▶ **Task requirements**: Select the lines of the records containing the word "High" and list them.

▶ **Given records**:
* * *

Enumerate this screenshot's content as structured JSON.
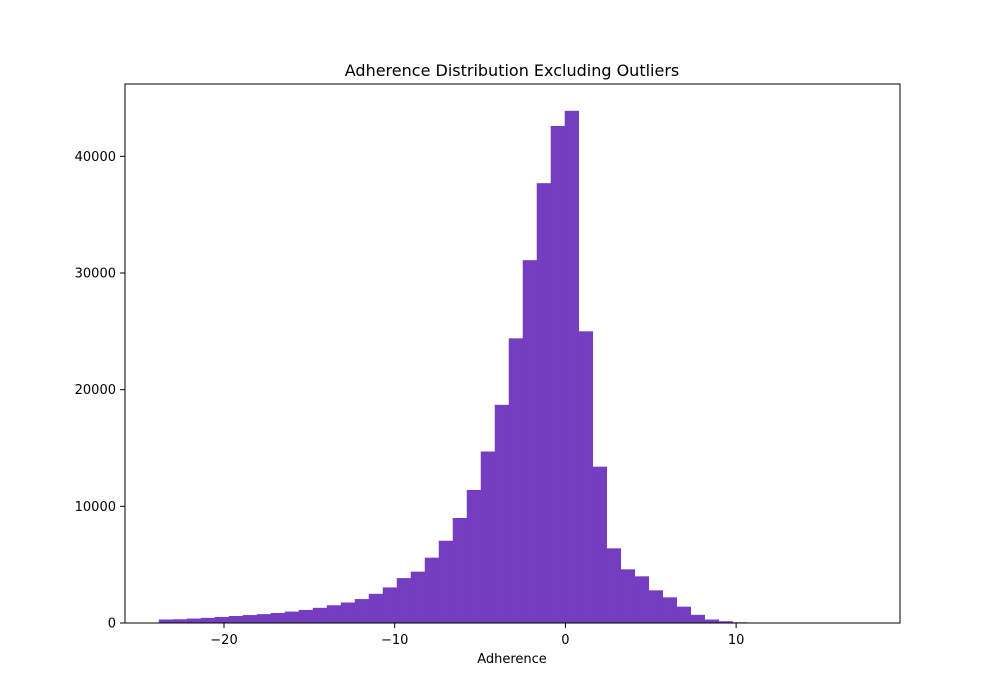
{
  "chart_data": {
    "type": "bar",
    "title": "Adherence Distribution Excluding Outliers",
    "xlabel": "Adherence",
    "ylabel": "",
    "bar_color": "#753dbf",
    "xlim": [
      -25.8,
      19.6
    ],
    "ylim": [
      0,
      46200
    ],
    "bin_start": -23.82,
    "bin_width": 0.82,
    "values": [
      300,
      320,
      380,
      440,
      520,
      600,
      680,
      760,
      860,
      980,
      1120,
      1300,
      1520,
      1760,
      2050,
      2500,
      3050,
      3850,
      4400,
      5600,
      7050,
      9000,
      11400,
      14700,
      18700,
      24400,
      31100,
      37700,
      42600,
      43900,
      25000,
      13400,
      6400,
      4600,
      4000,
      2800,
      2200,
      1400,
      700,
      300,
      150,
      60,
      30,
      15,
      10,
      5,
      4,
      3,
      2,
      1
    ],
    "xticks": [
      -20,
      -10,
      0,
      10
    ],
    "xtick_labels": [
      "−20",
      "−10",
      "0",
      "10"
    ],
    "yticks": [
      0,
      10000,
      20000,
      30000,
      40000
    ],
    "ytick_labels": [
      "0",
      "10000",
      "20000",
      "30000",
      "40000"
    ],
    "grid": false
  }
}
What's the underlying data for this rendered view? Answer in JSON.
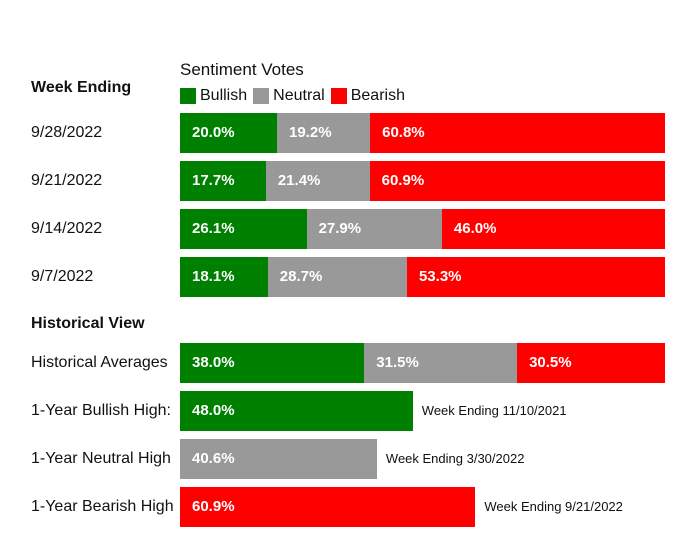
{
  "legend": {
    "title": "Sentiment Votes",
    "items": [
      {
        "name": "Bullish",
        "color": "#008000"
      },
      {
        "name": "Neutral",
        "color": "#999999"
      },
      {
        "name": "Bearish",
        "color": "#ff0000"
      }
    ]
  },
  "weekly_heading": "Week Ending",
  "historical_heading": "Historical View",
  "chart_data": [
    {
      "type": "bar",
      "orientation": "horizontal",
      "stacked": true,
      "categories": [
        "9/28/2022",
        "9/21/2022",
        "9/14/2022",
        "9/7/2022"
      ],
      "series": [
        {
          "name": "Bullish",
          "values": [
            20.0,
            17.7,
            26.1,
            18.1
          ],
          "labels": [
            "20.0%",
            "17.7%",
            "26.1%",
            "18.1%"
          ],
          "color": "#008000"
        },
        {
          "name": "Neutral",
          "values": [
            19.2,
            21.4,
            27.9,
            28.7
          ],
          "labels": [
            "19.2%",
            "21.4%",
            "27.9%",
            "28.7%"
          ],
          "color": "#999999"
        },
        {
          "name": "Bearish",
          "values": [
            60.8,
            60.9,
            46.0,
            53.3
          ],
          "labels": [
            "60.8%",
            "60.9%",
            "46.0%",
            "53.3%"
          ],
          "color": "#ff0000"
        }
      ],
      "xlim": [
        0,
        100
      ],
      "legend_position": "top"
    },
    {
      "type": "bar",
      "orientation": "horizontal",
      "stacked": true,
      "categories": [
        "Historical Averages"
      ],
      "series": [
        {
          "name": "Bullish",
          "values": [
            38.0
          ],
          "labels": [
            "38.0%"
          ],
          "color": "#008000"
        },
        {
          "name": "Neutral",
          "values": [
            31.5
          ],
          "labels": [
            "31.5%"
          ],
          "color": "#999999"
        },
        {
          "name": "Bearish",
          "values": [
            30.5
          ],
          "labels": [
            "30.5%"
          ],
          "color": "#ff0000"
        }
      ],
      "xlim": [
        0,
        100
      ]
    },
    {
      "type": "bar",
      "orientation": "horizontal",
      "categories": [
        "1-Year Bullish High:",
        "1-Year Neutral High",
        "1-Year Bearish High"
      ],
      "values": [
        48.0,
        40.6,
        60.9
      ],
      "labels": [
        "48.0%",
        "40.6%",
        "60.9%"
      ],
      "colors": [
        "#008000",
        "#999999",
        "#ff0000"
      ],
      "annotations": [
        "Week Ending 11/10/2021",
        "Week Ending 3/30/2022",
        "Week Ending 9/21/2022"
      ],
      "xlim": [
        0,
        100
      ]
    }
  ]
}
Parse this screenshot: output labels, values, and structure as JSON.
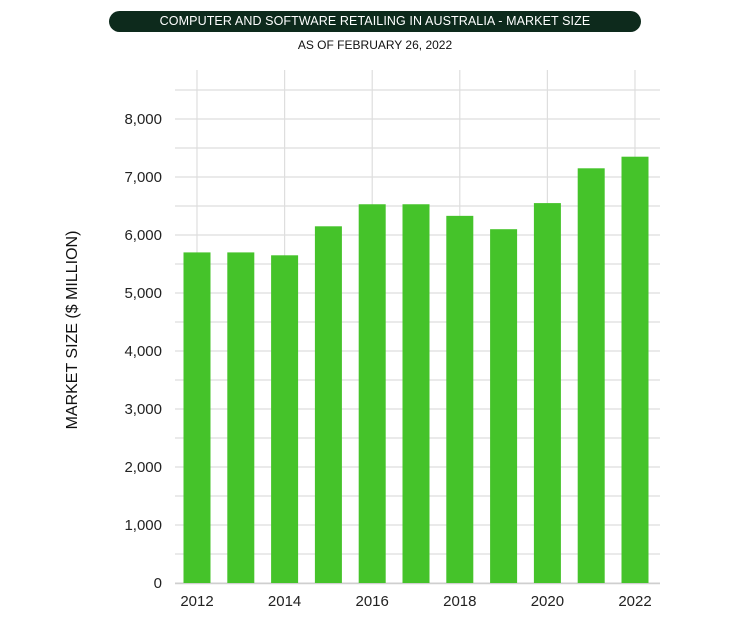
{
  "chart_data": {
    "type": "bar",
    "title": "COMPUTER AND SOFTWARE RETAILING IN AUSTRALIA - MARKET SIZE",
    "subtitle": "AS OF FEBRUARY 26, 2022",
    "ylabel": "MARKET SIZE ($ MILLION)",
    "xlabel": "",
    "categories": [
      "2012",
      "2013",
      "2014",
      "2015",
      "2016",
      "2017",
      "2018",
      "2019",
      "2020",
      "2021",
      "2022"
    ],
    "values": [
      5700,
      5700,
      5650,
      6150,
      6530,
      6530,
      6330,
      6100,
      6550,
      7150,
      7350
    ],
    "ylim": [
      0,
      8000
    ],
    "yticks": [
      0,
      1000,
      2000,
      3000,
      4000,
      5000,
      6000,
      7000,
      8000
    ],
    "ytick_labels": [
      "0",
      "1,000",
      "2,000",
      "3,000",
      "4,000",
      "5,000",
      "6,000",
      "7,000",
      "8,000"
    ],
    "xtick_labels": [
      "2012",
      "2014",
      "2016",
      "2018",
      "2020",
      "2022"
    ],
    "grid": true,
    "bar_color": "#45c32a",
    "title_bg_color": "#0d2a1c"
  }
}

* * *

▶ **The output**:
        "1-Year Bullish High:",
        "1-Year Neutral High",
        "1-Year Bearish High"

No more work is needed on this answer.